**DO THIS:** Output every record word for word.

[START]

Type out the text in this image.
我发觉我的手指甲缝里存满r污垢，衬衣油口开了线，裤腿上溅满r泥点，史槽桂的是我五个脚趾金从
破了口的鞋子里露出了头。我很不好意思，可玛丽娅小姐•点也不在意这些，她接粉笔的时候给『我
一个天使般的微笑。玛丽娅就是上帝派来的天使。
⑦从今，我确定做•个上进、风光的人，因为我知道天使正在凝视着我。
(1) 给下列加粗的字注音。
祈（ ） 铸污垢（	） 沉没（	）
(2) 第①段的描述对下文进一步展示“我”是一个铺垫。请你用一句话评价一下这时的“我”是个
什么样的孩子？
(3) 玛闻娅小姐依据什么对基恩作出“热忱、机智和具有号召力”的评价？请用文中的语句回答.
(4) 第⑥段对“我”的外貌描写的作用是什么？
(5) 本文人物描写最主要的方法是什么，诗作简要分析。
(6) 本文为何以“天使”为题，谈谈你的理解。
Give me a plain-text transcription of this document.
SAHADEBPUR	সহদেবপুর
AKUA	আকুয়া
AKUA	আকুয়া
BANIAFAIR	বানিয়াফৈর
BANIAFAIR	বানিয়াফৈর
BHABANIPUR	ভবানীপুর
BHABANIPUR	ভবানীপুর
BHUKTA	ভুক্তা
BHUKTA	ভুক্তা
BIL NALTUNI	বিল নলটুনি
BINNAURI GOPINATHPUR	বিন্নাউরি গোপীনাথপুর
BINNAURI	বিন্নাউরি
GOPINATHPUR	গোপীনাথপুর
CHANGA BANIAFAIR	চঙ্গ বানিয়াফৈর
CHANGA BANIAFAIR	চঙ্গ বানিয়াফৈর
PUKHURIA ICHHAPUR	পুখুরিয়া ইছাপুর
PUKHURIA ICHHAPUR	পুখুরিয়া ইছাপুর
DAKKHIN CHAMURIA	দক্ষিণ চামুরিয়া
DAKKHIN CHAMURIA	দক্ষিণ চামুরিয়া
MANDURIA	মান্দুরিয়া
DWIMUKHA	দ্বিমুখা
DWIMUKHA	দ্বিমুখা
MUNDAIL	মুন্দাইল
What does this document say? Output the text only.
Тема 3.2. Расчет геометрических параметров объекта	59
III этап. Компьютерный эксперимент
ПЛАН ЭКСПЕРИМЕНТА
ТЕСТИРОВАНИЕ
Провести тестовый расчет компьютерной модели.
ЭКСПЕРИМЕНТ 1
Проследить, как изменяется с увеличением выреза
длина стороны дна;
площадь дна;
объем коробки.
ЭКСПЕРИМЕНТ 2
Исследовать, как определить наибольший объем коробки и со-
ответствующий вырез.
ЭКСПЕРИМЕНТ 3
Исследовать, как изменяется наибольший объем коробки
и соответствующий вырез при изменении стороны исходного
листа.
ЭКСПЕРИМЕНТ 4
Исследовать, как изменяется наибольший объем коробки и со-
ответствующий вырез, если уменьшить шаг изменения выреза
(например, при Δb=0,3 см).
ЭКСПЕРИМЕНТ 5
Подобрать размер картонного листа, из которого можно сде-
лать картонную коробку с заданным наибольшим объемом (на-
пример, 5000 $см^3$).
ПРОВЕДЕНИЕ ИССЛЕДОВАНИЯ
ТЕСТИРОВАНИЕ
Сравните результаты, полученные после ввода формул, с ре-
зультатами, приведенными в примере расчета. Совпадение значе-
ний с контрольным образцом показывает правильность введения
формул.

[END]

**EXERCISE SOLUTION:**
Type out the text in this image.
我发觉我的手指甲缝里存满r污垢，衬衣油口开了线，裤腿上溅满r泥点，史槽桂的是我五个脚趾金从
破了口的鞋子里露出了头。我很不好意思，可玛丽娅小姐•点也不在意这些，她接粉笔的时候给『我
一个天使般的微笑。玛丽娅就是上帝派来的天使。
⑦从今，我确定做•个上进、风光的人，因为我知道天使正在凝视着我。
(1) 给下列加粗的字注音。
祈（ ） 铸污垢（	） 沉没（	）
(2) 第①段的描述对下文进一步展示“我”是一个铺垫。请你用一句话评价一下这时的“我”是个
什么样的孩子？
(3) 玛闻娅小姐依据什么对基恩作出“热忱、机智和具有号召力”的评价？请用文中的语句回答.
(4) 第⑥段对“我”的外貌描写的作用是什么？
(5) 本文人物描写最主要的方法是什么，诗作简要分析。
(6) 本文为何以“天使”为题，谈谈你的理解。
Give me a plain-text transcription of this document.
SAHADEBPUR	সহদেবপুর
AKUA	আকুয়া
AKUA	আকুয়া
BANIAFAIR	বানিয়াফৈর
BANIAFAIR	বানিয়াফৈর
BHABANIPUR	ভবানীপুর
BHABANIPUR	ভবানীপুর
BHUKTA	ভুক্তা
BHUKTA	ভুক্তা
BIL NALTUNI	বিল নলটুনি
BINNAURI GOPINATHPUR	বিন্নাউরি গোপীনাথপুর
BINNAURI	বিন্নাউরি
GOPINATHPUR	গোপীনাথপুর
CHANGA BANIAFAIR	চঙ্গ বানিয়াফৈর
CHANGA BANIAFAIR	চঙ্গ বানিয়াফৈর
PUKHURIA ICHHAPUR	পুখুরিয়া ইছাপুর
PUKHURIA ICHHAPUR	পুখুরিয়া ইছাপুর
DAKKHIN CHAMURIA	দক্ষিণ চামুরিয়া
DAKKHIN CHAMURIA	দক্ষিণ চামুরিয়া
MANDURIA	মান্দুরিয়া
DWIMUKHA	দ্বিমুখা
DWIMUKHA	দ্বিমুখা
MUNDAIL	মুন্দাইল
What does this document say? Output the text only.
Тема 3.2. Расчет геометрических параметров объекта	59
III этап. Компьютерный эксперимент
ПЛАН ЭКСПЕРИМЕНТА
ТЕСТИРОВАНИЕ
Провести тестовый расчет компьютерной модели.
ЭКСПЕРИМЕНТ 1
Проследить, как изменяется с увеличением выреза
длина стороны дна;
площадь дна;
объем коробки.
ЭКСПЕРИМЕНТ 2
Исследовать, как определить наибольший объем коробки и со-
ответствующий вырез.
ЭКСПЕРИМЕНТ 3
Исследовать, как изменяется наибольший объем коробки
и соответствующий вырез при изменении стороны исходного
листа.
ЭКСПЕРИМЕНТ 4
Исследовать, как изменяется наибольший объем коробки и со-
ответствующий вырез, если уменьшить шаг изменения выреза
(например, при Δb=0,3 см).
ЭКСПЕРИМЕНТ 5
Подобрать размер картонного листа, из которого можно сде-
лать картонную коробку с заданным наибольшим объемом (на-
пример, 5000 $см^3$).
ПРОВЕДЕНИЕ ИССЛЕДОВАНИЯ
ТЕСТИРОВАНИЕ
Сравните результаты, полученные после ввода формул, с ре-
зультатами, приведенными в примере расчета. Совпадение значе-
ний с контрольным образцом показывает правильность введения
формул.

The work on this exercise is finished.